*** EXTRACTED TEXT Section Begins ***

Monday, June 18, 2012

My new touring commando boat

The seats slide on the black runners to adjust the weight to get the right trim.  Power is either 30lb  thrust electric outboard or 3.3hp outboard. It rows easily as well. This is a stable platform and will be used for photography on the local river, The Shoalhaven. It is 12 feet long.There is four fishing rod holders. Fully loaded it draws 300mm. There is room to sleep between the black bars when the seats are removed. Plastic boxes are tied to the black bars to hold all the gear for the trip and these rest in the top yellow hulls. If one was to fall from the boat it is easy to haul yourself back on board as the sides are very low.

Thursday, June 14, 2012

resin over polystyrene part 3

There is another technique to lay up for the resin and that is to lay up using the same methods as for fiberglass.  Use pva wood glue and toilet paper and then allow this to dry paint with catalyzed resin then fiberglass as normal. This is the end of this  experiment. I would like comments on this maybe to enhance the process.

Sunday, June 3, 2012

polystyrene and polyester resin coating part 2

The final results have come in and it can be said that polystyrene can be coated with polyester resin with a barrier of good quality PVA wood glue. If the following steps are taken.

*** EXTRACTED TEXT Section Ends ***

• [REQUIREMENT 1]: According to the blog entries, how deep does the boat draw when fully loaded?
• [REQUIREMENT 2]: State whether each statement agrees with the blog entries. (a) The boat is 12 feet long. (b) The boat has six fishing rod holders. (c) The boat cannot be rowed.
• [REQUIREMENT 3]: From the blog entries, set down the passage starting at "Sunday, June 3, 2012" and ending at "steps are taken.".

*** STORED DATA Section Begins ***

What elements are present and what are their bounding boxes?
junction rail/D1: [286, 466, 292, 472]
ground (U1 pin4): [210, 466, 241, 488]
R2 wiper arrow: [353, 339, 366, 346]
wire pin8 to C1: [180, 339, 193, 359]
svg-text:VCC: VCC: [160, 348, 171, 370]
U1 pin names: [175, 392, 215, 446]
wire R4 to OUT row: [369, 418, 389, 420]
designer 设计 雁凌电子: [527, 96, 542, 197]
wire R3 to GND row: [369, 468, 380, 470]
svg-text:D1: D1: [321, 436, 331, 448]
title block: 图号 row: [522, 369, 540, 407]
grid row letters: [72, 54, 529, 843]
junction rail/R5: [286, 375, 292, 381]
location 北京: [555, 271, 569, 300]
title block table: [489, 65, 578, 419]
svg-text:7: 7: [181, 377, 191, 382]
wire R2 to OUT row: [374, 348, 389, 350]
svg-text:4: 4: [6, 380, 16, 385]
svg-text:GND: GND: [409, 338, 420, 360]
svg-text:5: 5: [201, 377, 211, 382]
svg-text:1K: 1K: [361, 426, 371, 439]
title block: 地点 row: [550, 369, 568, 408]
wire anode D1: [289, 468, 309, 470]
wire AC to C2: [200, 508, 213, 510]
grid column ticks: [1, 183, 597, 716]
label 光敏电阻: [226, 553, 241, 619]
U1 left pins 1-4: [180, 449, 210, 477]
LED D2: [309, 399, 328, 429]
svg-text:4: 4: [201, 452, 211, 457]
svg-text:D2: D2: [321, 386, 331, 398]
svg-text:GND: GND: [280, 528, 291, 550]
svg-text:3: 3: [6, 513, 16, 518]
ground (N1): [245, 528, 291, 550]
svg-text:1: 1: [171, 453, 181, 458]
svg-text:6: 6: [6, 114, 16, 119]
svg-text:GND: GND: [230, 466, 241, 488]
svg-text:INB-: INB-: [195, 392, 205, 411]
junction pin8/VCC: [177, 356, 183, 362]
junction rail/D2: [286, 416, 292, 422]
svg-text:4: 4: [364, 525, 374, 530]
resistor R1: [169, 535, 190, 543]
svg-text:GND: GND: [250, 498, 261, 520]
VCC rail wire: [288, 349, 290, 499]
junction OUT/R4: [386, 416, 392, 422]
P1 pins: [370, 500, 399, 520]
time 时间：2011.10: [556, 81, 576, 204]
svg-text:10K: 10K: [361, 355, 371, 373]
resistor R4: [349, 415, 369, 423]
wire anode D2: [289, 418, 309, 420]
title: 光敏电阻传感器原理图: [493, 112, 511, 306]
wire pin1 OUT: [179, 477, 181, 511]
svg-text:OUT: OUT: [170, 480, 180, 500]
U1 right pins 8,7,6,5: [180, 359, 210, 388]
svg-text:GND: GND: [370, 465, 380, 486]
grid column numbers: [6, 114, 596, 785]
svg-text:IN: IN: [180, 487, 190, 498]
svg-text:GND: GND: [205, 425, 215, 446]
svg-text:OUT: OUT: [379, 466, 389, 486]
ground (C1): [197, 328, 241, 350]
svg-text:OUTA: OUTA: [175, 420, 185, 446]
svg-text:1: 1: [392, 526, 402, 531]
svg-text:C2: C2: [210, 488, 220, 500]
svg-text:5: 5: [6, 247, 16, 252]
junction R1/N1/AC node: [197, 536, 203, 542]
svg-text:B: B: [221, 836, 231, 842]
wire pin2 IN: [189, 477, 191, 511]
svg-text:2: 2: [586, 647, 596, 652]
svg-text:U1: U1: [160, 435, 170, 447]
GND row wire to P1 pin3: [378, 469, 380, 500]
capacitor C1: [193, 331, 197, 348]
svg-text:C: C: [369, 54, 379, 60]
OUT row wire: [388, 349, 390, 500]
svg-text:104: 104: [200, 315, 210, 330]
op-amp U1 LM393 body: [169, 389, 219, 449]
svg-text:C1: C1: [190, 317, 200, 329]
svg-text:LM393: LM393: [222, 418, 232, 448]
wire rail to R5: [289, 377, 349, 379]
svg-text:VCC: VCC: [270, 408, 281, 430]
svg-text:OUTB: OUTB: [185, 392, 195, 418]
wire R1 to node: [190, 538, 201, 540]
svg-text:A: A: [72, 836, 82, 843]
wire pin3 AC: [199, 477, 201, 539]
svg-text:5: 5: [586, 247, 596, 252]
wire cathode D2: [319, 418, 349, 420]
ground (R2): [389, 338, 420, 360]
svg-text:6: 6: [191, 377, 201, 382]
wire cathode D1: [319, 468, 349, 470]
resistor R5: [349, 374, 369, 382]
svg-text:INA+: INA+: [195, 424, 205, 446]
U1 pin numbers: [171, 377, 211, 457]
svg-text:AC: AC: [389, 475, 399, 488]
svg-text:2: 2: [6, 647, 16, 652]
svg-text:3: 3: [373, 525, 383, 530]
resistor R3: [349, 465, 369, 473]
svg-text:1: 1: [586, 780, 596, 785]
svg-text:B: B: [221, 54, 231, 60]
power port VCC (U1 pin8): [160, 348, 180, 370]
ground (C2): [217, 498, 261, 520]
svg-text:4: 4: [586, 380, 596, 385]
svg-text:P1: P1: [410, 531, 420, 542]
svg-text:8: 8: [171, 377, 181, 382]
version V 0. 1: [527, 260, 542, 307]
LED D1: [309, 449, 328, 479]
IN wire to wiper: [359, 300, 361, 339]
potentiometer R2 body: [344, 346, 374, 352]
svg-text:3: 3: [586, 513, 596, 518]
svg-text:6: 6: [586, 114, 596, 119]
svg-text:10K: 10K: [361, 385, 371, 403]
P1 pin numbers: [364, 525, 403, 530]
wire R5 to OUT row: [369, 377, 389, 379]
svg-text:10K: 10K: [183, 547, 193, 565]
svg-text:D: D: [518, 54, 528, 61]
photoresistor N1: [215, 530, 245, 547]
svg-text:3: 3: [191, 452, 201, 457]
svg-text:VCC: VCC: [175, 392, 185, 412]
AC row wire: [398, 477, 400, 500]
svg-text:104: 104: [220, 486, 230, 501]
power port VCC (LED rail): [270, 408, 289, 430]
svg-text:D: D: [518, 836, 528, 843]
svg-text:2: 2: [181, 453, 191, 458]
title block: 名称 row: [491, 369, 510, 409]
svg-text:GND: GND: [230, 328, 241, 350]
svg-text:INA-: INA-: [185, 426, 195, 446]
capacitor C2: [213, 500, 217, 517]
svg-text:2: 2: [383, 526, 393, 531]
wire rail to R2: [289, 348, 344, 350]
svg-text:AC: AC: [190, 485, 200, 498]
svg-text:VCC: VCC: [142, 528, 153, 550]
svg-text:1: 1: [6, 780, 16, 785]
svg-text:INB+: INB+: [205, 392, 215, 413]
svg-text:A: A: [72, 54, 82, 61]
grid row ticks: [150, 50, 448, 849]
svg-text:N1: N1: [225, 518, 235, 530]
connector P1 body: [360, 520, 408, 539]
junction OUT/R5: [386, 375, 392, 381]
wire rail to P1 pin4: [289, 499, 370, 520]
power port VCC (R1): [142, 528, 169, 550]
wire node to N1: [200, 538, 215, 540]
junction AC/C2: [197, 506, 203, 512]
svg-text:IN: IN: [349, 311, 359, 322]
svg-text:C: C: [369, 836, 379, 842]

*** STORED DATA Section Ends ***

• [WRITTEN SOLUTION 1]: 300mm

• [WRITTEN SOLUTION 2]:
(a) Yes: "It is 12 feet long."
(b) No: "There is four fishing rod holders."
(c) No: "It rows easily as well."

• [WRITTEN SOLUTION 3]:
Sunday, June 3, 2012

polystyrene and polyester resin coating part 2

The final results have come in and it can be said that polystyrene can be coated with polyester resin with a barrier of good quality PVA wood glue. If the following steps are taken.